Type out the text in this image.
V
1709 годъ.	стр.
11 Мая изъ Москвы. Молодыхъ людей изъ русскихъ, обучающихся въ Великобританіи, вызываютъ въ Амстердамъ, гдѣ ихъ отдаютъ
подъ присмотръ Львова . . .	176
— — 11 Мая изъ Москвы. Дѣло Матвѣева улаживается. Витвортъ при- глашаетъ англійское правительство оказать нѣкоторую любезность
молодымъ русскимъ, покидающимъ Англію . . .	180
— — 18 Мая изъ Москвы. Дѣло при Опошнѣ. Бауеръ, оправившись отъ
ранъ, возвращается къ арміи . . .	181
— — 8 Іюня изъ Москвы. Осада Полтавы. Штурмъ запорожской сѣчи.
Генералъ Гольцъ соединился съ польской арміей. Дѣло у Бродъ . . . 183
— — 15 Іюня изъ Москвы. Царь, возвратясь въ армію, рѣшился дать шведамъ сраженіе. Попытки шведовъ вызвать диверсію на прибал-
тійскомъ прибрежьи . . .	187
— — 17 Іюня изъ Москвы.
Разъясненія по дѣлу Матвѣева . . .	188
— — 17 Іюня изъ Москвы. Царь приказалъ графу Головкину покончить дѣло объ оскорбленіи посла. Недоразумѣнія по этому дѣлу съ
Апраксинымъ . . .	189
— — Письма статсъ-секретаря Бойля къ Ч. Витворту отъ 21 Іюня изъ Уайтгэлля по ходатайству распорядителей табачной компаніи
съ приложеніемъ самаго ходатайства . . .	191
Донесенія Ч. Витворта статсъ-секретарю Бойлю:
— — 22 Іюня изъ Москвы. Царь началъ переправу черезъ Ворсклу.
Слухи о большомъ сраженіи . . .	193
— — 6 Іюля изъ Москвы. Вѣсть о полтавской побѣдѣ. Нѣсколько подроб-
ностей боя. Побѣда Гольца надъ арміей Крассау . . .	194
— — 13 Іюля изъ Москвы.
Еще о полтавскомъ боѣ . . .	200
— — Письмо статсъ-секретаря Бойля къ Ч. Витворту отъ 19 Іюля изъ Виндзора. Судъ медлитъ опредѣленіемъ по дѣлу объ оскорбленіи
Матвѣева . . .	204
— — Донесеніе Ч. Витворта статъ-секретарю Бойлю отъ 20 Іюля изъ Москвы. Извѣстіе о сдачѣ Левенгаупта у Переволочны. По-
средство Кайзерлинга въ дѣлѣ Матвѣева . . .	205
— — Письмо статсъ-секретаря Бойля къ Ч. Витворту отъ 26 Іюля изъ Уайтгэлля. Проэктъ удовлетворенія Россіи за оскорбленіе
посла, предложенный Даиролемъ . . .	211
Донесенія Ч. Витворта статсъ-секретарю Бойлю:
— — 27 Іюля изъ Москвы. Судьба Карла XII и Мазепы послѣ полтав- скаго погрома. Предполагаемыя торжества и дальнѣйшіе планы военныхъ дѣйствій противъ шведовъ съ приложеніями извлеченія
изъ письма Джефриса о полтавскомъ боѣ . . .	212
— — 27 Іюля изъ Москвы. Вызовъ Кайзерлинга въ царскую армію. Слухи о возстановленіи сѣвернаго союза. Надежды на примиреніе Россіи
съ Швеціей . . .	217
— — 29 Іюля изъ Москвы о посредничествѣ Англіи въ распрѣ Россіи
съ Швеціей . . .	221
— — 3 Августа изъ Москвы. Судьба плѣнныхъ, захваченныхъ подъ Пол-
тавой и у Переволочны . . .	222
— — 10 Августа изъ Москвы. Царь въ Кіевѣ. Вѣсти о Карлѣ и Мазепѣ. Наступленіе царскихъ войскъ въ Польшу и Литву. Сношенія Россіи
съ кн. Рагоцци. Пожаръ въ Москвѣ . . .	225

= = = = = = =

**The exercise**
Sift through the entries and copy every line with "шведовъ".

**Worked answer**
— — 15 Іюня изъ Москвы. Царь, возвратясь въ армію, рѣшился дать шведамъ сраженіе. Попытки шведовъ вызвать диверсію на прибал-
— — 27 Іюля изъ Москвы. Судьба Карла XII и Мазепы послѣ полтав- скаго погрома. Предполагаемыя торжества и дальнѣйшіе планы военныхъ дѣйствій противъ шведовъ съ приложеніями извлеченія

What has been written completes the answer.